*WHAT YOU WILL DO*.
Could you reproduce all of the data below, line for line and unchanged, omitting the pictures?

*MATERIAL PROVIDED*.
***
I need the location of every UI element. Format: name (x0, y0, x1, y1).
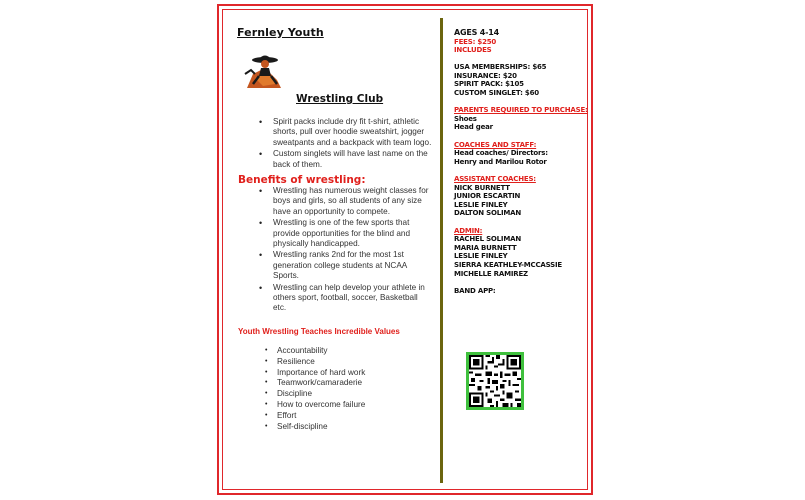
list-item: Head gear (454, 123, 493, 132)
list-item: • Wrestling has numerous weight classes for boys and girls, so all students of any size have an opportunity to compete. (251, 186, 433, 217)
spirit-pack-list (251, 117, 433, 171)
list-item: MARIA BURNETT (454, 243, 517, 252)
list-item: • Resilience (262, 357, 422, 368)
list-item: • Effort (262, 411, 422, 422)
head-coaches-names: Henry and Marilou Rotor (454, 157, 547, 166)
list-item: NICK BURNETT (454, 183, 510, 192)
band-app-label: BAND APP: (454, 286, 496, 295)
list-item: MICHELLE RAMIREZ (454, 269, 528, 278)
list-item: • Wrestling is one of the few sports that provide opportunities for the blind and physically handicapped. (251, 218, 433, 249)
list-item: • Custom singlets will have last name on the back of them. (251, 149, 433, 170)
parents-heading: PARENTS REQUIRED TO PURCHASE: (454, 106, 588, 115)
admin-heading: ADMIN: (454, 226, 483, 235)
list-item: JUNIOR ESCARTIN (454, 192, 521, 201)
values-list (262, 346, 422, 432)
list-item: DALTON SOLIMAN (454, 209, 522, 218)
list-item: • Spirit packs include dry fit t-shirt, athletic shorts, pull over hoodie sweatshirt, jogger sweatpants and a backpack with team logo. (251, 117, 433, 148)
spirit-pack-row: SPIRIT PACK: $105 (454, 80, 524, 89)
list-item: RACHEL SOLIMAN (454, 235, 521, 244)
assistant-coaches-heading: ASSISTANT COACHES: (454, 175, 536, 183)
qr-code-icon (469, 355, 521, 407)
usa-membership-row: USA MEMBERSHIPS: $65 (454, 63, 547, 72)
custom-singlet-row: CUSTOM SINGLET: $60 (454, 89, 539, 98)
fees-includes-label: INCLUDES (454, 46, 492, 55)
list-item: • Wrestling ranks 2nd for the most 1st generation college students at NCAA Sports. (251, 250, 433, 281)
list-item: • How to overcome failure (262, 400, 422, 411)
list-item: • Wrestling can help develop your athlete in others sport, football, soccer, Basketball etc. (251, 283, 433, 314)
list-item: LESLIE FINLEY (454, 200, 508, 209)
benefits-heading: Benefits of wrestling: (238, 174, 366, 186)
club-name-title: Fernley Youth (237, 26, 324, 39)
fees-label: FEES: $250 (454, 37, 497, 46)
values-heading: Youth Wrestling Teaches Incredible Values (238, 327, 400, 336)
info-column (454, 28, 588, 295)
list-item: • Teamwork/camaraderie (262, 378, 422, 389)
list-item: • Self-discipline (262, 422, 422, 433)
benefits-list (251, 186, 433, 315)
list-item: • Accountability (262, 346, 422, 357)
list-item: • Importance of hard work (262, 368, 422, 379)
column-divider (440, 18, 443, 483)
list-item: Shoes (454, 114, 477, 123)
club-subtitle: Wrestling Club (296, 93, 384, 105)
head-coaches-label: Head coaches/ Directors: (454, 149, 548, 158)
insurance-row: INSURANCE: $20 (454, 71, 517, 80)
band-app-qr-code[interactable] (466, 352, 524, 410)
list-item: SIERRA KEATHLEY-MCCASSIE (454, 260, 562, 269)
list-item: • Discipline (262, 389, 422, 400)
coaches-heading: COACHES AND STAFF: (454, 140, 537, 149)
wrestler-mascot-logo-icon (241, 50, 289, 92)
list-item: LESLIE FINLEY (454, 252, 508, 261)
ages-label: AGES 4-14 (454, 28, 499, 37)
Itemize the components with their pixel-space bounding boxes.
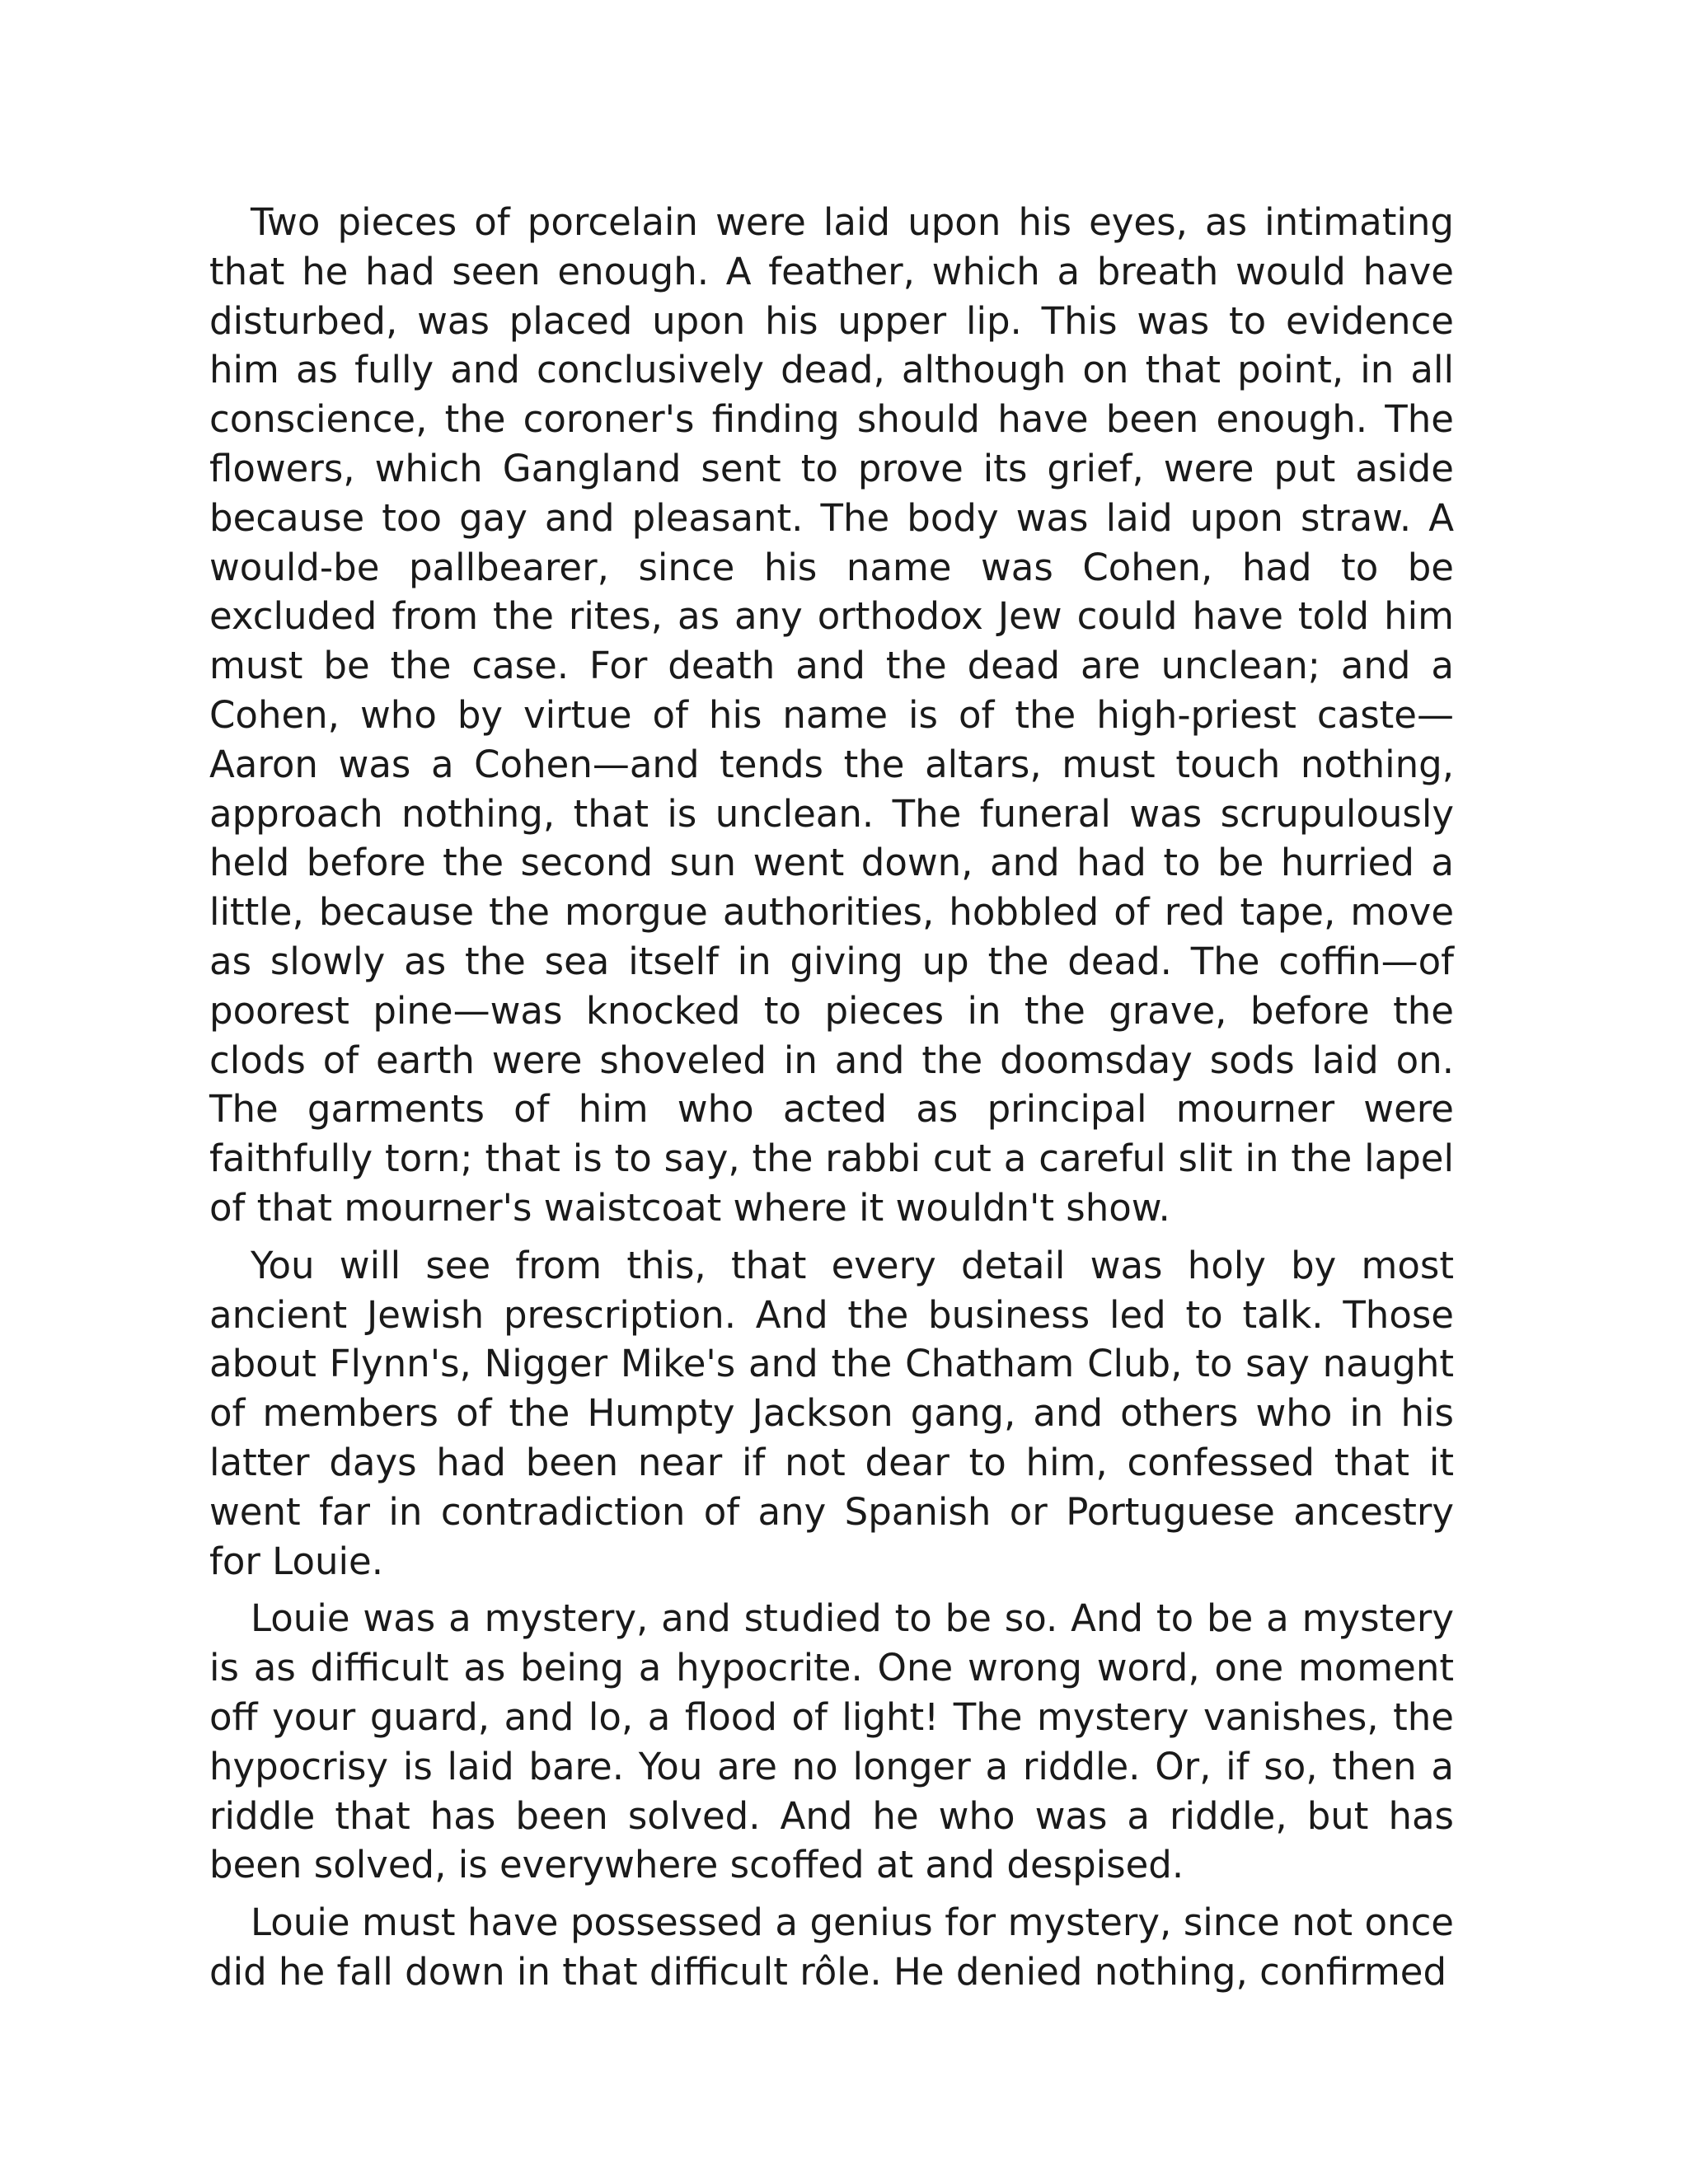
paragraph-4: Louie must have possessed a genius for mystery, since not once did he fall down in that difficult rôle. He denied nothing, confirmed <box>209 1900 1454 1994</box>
***
*CORRECT ANSWER*.
I need the location of every UI element. Format: name (x0, y0, x1, y1).
list-item: Head gear (454, 123, 493, 132)
list-item: • Wrestling has numerous weight classes for boys and girls, so all students of any size have an opportunity to compete. (251, 186, 433, 217)
spirit-pack-list (251, 117, 433, 171)
list-item: MARIA BURNETT (454, 243, 517, 252)
list-item: • Resilience (262, 357, 422, 368)
list-item: • Effort (262, 411, 422, 422)
head-coaches-names: Henry and Marilou Rotor (454, 157, 547, 166)
list-item: NICK BURNETT (454, 183, 510, 192)
band-app-label: BAND APP: (454, 286, 496, 295)
list-item: MICHELLE RAMIREZ (454, 269, 528, 278)
list-item: • Wrestling is one of the few sports that provide opportunities for the blind and physically handicapped. (251, 218, 433, 249)
list-item: • Custom singlets will have last name on the back of them. (251, 149, 433, 170)
parents-heading: PARENTS REQUIRED TO PURCHASE: (454, 106, 588, 115)
admin-heading: ADMIN: (454, 226, 483, 235)
list-item: JUNIOR ESCARTIN (454, 192, 521, 201)
values-list (262, 346, 422, 432)
list-item: DALTON SOLIMAN (454, 209, 522, 218)
list-item: • Spirit packs include dry fit t-shirt, athletic shorts, pull over hoodie sweatshirt, jogger sweatpants and a backpack with team logo. (251, 117, 433, 148)
spirit-pack-row: SPIRIT PACK: $105 (454, 80, 524, 89)
list-item: RACHEL SOLIMAN (454, 235, 521, 244)
assistant-coaches-heading: ASSISTANT COACHES: (454, 175, 536, 183)
qr-code-icon (469, 355, 521, 407)
usa-membership-row: USA MEMBERSHIPS: $65 (454, 63, 547, 72)
custom-singlet-row: CUSTOM SINGLET: $60 (454, 89, 539, 98)
fees-includes-label: INCLUDES (454, 46, 492, 55)
list-item: • Wrestling ranks 2nd for the most 1st generation college students at NCAA Sports. (251, 250, 433, 281)
list-item: • How to overcome failure (262, 400, 422, 411)
list-item: • Wrestling can help develop your athlete in others sport, football, soccer, Basketball etc. (251, 283, 433, 314)
list-item: LESLIE FINLEY (454, 200, 508, 209)
benefits-heading: Benefits of wrestling: (238, 174, 366, 186)
club-name-title: Fernley Youth (237, 26, 324, 39)
fees-label: FEES: $250 (454, 37, 497, 46)
values-heading: Youth Wrestling Teaches Incredible Values (238, 327, 400, 336)
info-column (454, 28, 588, 295)
list-item: • Teamwork/camaraderie (262, 378, 422, 389)
list-item: • Self-discipline (262, 422, 422, 433)
benefits-list (251, 186, 433, 315)
list-item: • Accountability (262, 346, 422, 357)
list-item: • Importance of hard work (262, 368, 422, 379)
column-divider (440, 18, 443, 483)
list-item: Shoes (454, 114, 477, 123)
club-subtitle: Wrestling Club (296, 93, 384, 105)
head-coaches-label: Head coaches/ Directors: (454, 149, 548, 158)
insurance-row: INSURANCE: $20 (454, 71, 517, 80)
band-app-qr-code[interactable] (466, 352, 524, 410)
list-item: SIERRA KEATHLEY-MCCASSIE (454, 260, 562, 269)
list-item: • Discipline (262, 389, 422, 400)
coaches-heading: COACHES AND STAFF: (454, 140, 537, 149)
wrestler-mascot-logo-icon (241, 50, 289, 92)
list-item: LESLIE FINLEY (454, 252, 508, 261)
ages-label: AGES 4-14 (454, 28, 499, 37)
Itemize the components with their pixel-space bounding boxes.
paragraph-4: Louie must have possessed a genius for mystery, since not once did he fall down in that difficult rôle. He denied nothing, confirmed <box>209 1900 1454 1994</box>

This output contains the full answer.